Dataset excerpt

■ ■ ■ ■ ■ ■ ■

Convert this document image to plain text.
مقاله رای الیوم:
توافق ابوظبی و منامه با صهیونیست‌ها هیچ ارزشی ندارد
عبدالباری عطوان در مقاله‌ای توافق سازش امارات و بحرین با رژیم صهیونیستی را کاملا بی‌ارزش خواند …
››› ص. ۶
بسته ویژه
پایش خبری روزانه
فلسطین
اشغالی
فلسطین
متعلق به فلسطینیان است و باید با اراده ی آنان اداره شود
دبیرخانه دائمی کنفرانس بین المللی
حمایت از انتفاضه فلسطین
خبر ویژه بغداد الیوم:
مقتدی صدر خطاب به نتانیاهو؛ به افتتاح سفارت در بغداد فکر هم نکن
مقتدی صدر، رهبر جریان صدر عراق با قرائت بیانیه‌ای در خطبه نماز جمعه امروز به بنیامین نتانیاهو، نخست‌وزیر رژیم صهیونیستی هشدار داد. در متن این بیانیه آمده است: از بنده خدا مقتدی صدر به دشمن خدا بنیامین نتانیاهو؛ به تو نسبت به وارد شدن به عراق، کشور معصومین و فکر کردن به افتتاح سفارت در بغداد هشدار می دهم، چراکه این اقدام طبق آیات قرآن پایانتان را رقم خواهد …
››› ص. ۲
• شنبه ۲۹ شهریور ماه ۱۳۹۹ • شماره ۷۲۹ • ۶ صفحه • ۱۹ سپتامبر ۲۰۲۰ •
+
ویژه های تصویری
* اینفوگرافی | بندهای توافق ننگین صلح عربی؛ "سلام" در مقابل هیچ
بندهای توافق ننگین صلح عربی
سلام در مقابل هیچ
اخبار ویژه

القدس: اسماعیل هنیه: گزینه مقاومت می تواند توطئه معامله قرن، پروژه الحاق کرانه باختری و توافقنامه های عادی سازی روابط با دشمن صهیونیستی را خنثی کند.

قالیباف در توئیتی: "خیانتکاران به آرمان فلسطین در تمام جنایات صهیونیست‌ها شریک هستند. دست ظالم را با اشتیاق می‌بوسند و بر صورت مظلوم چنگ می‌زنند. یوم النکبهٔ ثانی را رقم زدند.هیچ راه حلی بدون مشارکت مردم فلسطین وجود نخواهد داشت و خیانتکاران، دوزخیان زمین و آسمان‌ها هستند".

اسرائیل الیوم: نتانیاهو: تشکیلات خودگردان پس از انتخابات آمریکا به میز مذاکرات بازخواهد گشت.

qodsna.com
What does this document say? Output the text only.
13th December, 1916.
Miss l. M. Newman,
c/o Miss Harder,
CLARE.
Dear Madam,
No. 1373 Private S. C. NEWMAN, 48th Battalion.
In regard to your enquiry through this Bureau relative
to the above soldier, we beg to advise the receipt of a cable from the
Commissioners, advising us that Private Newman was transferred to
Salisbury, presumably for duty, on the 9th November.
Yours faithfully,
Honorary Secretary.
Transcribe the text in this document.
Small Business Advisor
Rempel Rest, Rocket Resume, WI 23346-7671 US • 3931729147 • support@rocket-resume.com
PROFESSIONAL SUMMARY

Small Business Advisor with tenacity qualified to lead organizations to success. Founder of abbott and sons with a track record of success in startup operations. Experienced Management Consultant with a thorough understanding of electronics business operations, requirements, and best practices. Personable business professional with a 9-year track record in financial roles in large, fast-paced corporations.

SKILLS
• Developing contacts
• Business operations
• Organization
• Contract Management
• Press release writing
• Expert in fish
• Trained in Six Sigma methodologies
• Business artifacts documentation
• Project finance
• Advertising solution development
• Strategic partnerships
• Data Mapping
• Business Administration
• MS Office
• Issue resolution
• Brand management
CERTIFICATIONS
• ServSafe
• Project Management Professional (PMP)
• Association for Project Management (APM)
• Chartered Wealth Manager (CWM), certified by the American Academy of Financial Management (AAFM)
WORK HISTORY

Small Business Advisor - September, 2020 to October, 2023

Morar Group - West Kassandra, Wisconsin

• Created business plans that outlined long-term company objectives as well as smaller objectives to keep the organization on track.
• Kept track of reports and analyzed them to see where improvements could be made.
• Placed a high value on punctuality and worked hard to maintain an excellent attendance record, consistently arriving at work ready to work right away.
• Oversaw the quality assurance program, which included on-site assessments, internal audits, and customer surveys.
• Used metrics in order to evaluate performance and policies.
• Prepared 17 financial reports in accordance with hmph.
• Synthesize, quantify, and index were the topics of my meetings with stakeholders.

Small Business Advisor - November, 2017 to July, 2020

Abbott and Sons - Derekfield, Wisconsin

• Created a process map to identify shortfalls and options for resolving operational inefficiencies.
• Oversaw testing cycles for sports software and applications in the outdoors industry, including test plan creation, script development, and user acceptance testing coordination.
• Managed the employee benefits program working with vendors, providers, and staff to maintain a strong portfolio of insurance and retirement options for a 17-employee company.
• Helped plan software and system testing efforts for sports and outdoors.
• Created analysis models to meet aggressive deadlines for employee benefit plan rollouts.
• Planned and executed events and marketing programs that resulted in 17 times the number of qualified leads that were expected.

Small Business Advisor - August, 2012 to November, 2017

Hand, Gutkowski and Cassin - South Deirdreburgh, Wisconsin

■ ■ ■ ■ ■ ■ ■

WHAT THIS TASK INVOLVES
How many of the lines above hold the word "بغداد"? Give only that number.

THE ANSWER
3